[BEGIN Source excerpt]
The primary problem for Traditionalism is that for people who have little or no dancing experience, the visual aspect of people dancing is the main attraction. Similarly, for people who are unfamiliar with traditional tango music, contemporary and electronic tango sound much more familiar and enjoyable. So Evolutionary Tango has a ready-made public in that it appeals both in terms of the choreography and the sound. Traditionalist Tango suffers because it merely advocates travelling to Buenos Aires. What is necessary is a way of showing how learning about the culture is not merely for the sake of conforming to some distant tradition, but actually translates into beautiful dancing wherever it is done.

Tango music in historical context

Many people believe that tango music is just whatever falls under the genre Tango. As with Classical, Rock or Jazz, such a category is too general to be of much use. People decide that they like the sound of some random tango music and that they  want to dance to it, assuming that tango dancing is just dancing to whatever tango music with whatever tango steps. As with the other genres, education in music requires breaking down the genre into historically meaningful sub-categories.
[END Source excerpt]
[BEGIN Data]
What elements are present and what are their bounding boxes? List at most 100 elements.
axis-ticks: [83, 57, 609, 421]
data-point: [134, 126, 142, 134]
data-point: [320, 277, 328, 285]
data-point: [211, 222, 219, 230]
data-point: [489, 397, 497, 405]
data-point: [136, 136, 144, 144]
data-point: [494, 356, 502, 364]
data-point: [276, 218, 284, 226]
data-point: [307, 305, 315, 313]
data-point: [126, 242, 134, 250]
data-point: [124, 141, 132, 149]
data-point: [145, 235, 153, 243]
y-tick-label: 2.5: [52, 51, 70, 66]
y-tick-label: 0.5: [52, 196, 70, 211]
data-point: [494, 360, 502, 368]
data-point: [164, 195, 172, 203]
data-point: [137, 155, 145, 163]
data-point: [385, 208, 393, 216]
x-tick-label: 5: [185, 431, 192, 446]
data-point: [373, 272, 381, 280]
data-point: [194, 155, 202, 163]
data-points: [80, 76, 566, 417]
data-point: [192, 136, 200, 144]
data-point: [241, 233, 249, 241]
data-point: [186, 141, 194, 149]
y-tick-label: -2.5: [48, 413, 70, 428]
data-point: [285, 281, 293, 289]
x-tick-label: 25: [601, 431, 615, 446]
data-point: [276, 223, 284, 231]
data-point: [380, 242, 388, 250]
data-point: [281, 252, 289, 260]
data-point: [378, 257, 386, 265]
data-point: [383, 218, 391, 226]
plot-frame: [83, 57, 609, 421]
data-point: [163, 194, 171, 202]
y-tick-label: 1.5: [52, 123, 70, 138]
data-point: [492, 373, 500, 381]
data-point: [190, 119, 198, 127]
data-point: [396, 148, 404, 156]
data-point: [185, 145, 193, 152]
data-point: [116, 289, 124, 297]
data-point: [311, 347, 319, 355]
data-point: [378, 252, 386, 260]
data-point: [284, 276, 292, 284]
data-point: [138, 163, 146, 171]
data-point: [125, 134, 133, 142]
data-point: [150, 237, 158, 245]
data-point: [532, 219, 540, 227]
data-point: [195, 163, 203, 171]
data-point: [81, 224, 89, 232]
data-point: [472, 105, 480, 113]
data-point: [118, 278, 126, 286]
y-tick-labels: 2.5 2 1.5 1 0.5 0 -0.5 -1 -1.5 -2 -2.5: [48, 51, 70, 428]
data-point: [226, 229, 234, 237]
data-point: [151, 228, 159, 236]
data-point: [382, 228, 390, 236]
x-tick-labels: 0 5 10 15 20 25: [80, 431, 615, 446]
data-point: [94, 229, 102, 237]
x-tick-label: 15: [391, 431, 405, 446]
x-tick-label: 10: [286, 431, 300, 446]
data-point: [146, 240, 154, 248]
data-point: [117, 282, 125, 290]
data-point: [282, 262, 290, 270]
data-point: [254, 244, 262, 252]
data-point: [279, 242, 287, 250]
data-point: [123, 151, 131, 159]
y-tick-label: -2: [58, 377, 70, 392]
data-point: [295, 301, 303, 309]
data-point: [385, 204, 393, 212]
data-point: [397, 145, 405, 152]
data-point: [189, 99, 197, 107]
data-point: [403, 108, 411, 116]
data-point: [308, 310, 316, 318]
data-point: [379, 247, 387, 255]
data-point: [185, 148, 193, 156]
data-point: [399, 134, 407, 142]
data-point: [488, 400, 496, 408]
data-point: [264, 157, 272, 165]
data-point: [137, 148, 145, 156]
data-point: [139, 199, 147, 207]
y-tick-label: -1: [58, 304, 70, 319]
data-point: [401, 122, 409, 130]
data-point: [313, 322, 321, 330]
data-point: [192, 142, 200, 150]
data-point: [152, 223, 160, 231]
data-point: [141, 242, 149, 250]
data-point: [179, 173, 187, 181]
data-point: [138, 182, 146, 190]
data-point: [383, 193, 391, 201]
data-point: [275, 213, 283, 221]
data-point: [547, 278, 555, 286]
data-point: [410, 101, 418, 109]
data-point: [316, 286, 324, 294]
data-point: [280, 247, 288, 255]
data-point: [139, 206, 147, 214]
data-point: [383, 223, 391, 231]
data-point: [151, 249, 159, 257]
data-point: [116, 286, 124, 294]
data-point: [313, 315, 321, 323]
[END Data]
[Objective] Retype the tango passage from "Many people believe" down to "historically meaningful sub-categories.", keeping every word and mark as it stands.

[Finished task]
Many people believe that tango music is just whatever falls under the genre Tango. As with Classical, Rock or Jazz, such a category is too general to be of much use. People decide that they like the sound of some random tango music and that they  want to dance to it, assuming that tango dancing is just dancing to whatever tango music with whatever tango steps. As with the other genres, education in music requires breaking down the genre into historically meaningful sub-categories.